Directions for this task:
Could you output each line of the data that follows exactly?

Dataset items:
━━━━━━━━━━

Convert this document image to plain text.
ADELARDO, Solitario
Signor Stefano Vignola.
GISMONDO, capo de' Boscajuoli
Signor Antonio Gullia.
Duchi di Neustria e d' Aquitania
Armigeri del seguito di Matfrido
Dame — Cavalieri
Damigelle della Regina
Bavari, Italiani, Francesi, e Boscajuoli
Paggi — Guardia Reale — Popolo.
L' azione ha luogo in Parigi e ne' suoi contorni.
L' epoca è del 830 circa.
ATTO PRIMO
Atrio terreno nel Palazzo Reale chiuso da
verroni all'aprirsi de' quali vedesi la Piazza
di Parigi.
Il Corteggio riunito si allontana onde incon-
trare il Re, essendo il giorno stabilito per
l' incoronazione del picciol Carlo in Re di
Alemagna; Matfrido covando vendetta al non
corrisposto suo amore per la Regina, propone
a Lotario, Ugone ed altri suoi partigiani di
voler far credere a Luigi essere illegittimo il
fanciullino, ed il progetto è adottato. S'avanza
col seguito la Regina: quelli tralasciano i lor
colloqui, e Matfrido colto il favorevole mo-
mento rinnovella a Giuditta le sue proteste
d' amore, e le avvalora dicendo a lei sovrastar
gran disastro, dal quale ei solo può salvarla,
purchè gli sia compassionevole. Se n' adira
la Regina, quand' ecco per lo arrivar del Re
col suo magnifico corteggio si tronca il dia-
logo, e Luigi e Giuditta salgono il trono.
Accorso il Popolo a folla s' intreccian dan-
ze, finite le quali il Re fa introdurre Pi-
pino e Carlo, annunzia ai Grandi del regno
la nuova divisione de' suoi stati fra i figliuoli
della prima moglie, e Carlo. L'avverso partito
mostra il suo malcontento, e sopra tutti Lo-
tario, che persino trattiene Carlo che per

━━━━━━━━━━

Solution:
Convert this document image to plain text.
ADELARDO, Solitario
Signor Stefano Vignola.
GISMONDO, capo de' Boscajuoli
Signor Antonio Gullia.
Duchi di Neustria e d' Aquitania
Armigeri del seguito di Matfrido
Dame — Cavalieri
Damigelle della Regina
Bavari, Italiani, Francesi, e Boscajuoli
Paggi — Guardia Reale — Popolo.
L' azione ha luogo in Parigi e ne' suoi contorni.
L' epoca è del 830 circa.
ATTO PRIMO
Atrio terreno nel Palazzo Reale chiuso da
verroni all'aprirsi de' quali vedesi la Piazza
di Parigi.
Il Corteggio riunito si allontana onde incon-
trare il Re, essendo il giorno stabilito per
l' incoronazione del picciol Carlo in Re di
Alemagna; Matfrido covando vendetta al non
corrisposto suo amore per la Regina, propone
a Lotario, Ugone ed altri suoi partigiani di
voler far credere a Luigi essere illegittimo il
fanciullino, ed il progetto è adottato. S'avanza
col seguito la Regina: quelli tralasciano i lor
colloqui, e Matfrido colto il favorevole mo-
mento rinnovella a Giuditta le sue proteste
d' amore, e le avvalora dicendo a lei sovrastar
gran disastro, dal quale ei solo può salvarla,
purchè gli sia compassionevole. Se n' adira
la Regina, quand' ecco per lo arrivar del Re
col suo magnifico corteggio si tronca il dia-
logo, e Luigi e Giuditta salgono il trono.
Accorso il Popolo a folla s' intreccian dan-
ze, finite le quali il Re fa introdurre Pi-
pino e Carlo, annunzia ai Grandi del regno
la nuova divisione de' suoi stati fra i figliuoli
della prima moglie, e Carlo. L'avverso partito
mostra il suo malcontento, e sopra tutti Lo-
tario, che persino trattiene Carlo che per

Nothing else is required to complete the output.